**REQUIREMENT:** Among the entries, which lines carry the string "Hide"? Copy each of them.
┌────────
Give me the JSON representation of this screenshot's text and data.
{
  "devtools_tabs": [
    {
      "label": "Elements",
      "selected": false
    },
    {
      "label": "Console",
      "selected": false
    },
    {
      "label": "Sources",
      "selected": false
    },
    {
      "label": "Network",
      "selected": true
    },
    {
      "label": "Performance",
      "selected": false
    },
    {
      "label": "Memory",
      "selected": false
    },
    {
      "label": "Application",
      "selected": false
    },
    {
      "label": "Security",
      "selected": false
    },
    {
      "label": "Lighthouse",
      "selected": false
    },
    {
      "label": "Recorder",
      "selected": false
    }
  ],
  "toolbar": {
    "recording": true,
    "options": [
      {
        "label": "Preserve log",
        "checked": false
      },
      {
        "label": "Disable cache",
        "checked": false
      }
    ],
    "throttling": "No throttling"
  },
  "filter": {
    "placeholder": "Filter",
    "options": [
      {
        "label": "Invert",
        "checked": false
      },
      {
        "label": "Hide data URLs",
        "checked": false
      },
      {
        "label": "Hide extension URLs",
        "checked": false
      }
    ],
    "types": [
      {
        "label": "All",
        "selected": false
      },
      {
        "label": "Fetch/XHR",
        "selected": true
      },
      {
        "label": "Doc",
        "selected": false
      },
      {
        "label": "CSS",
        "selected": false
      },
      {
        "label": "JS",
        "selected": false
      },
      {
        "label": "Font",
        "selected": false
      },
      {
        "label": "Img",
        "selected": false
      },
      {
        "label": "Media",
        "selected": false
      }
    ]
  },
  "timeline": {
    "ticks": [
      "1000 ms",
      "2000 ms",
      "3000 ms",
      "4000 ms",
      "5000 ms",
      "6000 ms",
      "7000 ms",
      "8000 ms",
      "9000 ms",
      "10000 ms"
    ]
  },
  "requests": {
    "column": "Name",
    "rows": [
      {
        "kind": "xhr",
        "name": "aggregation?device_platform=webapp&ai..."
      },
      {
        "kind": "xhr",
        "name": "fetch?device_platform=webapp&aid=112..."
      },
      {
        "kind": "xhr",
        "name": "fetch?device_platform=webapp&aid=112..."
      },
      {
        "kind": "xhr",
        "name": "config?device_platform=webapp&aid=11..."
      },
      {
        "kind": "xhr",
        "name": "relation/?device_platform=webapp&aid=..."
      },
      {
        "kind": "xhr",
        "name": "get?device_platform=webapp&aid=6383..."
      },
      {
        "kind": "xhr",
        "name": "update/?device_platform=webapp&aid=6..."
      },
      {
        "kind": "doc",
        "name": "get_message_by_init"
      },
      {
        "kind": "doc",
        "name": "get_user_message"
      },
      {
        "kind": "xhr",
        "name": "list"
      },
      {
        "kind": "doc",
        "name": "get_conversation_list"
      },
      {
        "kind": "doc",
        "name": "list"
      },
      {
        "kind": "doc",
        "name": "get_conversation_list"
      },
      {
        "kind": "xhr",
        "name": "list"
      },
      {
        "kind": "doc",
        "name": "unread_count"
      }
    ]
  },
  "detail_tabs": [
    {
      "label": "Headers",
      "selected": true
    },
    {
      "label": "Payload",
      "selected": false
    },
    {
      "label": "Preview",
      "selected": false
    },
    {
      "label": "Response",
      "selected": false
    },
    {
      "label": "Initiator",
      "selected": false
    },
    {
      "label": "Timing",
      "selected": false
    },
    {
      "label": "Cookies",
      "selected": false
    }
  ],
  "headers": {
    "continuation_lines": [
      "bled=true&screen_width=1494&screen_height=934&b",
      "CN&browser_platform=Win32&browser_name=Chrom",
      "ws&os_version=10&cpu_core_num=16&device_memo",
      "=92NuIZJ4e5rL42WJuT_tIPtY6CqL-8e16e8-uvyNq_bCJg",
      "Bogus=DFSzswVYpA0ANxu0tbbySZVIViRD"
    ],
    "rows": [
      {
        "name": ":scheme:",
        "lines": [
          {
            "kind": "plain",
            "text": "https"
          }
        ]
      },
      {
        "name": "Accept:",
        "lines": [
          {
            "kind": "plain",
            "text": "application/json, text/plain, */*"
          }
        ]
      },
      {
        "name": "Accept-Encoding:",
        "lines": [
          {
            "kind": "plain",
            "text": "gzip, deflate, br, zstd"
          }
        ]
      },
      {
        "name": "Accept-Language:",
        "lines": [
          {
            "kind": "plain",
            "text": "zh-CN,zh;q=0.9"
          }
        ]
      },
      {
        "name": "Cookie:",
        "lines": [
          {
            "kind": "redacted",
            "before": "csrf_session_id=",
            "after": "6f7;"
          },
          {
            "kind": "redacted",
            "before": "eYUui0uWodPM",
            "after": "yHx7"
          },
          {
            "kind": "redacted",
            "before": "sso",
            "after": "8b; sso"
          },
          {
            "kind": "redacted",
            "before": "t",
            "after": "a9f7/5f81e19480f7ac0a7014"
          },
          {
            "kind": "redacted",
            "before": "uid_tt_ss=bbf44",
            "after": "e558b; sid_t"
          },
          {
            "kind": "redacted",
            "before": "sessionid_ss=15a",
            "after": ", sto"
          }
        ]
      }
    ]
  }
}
└────────
**FULL ANSWER:**
        "label": "Hide data URLs",
        "label": "Hide extension URLs",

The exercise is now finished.